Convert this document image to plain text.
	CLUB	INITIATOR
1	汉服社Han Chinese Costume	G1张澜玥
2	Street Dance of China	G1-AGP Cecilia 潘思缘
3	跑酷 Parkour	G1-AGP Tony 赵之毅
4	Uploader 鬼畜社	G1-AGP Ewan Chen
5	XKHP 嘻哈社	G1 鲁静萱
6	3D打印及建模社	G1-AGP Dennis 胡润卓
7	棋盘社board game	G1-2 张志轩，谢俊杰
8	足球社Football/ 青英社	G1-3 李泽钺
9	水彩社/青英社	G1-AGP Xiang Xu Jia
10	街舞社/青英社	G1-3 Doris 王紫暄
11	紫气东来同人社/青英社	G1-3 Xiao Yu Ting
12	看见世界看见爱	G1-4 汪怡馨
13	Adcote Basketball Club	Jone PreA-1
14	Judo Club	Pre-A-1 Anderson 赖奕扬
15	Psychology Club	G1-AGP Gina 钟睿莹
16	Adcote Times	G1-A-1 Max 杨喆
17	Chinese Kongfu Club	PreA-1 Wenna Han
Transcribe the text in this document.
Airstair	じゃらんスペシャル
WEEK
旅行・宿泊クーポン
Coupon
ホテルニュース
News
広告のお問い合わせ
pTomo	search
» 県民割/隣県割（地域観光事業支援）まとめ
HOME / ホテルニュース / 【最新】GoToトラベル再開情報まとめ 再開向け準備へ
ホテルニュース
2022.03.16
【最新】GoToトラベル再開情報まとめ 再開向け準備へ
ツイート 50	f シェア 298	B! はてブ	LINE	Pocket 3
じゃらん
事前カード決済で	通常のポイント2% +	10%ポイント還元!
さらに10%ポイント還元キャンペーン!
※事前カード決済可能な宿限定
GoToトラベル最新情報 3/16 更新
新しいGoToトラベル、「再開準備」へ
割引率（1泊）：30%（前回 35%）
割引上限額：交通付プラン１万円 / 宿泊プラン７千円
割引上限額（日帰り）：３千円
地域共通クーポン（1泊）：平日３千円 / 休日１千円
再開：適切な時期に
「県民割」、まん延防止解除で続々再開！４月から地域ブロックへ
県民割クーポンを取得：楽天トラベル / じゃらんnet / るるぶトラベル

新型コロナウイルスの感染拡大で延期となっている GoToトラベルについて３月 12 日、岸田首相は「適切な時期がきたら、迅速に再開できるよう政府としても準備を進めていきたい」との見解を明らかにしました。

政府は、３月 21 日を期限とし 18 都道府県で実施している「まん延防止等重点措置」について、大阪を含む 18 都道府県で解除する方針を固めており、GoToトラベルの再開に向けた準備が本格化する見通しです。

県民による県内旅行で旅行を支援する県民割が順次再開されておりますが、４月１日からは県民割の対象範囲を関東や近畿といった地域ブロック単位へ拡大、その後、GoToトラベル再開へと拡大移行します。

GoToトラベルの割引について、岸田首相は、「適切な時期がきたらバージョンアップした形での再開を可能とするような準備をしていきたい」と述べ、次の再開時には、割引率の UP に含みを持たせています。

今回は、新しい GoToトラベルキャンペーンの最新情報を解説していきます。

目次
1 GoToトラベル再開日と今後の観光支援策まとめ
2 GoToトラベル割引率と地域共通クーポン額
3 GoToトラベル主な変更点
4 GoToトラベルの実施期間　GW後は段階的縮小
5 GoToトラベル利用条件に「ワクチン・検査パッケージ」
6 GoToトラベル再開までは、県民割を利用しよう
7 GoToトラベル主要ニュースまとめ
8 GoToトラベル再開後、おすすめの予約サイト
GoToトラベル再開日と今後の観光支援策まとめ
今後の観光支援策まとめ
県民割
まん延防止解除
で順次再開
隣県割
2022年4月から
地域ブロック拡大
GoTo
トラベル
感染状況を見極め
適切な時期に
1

★ ★ ★ ★

Goal: Pull every line containing the word "割引上限額" out of the entries above.

Written answer:
割引上限額：交通付プラン１万円 / 宿泊プラン７千円
割引上限額（日帰り）：３千円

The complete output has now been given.